• _Job_:
Report every line below that holds the word "supervised".

• _Provided material_:
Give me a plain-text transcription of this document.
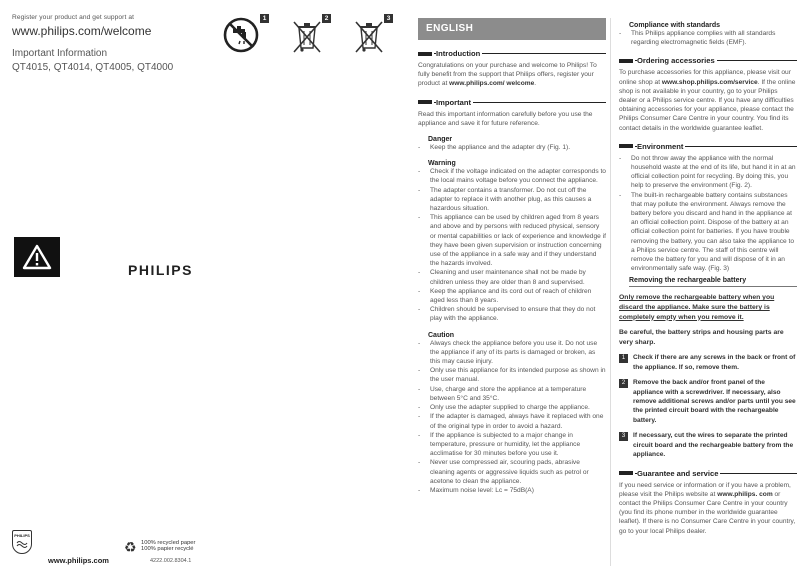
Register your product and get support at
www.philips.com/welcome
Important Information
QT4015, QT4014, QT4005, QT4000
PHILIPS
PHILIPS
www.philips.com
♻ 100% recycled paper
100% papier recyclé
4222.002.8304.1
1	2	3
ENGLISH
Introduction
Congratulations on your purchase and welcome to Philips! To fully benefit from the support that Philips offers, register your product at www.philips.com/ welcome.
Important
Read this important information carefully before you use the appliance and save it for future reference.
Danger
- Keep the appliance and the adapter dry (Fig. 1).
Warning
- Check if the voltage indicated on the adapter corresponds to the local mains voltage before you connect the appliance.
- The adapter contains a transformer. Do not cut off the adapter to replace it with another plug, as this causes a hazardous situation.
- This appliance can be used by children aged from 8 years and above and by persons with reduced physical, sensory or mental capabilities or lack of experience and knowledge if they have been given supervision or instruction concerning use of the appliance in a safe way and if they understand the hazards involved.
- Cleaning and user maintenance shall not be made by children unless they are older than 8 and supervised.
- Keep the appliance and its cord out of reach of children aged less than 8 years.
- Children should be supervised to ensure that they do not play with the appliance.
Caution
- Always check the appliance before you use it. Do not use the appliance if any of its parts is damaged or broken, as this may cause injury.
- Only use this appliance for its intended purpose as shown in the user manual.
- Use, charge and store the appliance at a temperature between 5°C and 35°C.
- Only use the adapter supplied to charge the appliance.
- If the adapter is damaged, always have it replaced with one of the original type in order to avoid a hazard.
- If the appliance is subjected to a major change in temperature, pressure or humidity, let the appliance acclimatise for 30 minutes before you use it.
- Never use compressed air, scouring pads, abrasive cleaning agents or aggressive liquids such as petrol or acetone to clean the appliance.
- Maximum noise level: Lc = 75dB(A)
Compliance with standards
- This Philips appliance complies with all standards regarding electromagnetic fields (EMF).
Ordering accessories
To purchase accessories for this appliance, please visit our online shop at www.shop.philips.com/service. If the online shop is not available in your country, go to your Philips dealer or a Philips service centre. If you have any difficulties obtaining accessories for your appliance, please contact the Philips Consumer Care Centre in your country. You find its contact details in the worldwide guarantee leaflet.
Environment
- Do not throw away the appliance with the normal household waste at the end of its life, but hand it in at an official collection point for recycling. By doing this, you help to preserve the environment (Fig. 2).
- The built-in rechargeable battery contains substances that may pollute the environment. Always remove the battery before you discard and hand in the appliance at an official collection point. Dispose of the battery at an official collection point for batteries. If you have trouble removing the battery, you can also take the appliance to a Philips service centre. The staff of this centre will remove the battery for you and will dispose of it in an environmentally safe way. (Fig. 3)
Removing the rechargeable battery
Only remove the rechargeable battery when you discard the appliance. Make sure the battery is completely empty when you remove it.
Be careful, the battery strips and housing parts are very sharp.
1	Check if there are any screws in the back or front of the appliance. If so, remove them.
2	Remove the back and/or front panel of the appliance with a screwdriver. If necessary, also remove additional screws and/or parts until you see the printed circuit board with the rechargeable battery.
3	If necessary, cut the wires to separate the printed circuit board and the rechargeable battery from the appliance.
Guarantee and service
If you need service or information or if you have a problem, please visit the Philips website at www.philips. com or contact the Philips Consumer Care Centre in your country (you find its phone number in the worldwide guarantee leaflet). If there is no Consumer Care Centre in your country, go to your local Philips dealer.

==

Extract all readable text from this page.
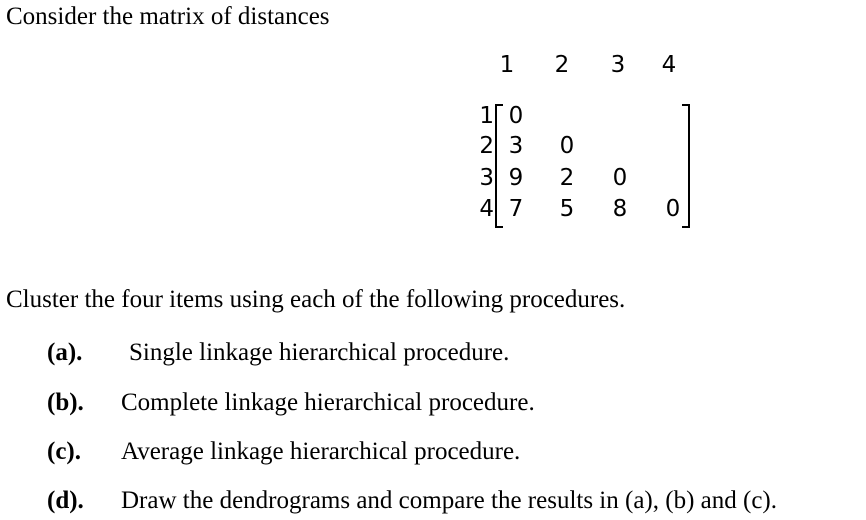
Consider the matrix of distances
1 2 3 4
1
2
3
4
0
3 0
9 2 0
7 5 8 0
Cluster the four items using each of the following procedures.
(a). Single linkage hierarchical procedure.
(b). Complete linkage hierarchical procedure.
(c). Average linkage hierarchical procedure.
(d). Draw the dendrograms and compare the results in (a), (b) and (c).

• _Exercise answer_:
- Cleaning and user maintenance shall not be made by children unless they are older than 8 and supervised.
- Children should be supervised to ensure that they do not play with the appliance.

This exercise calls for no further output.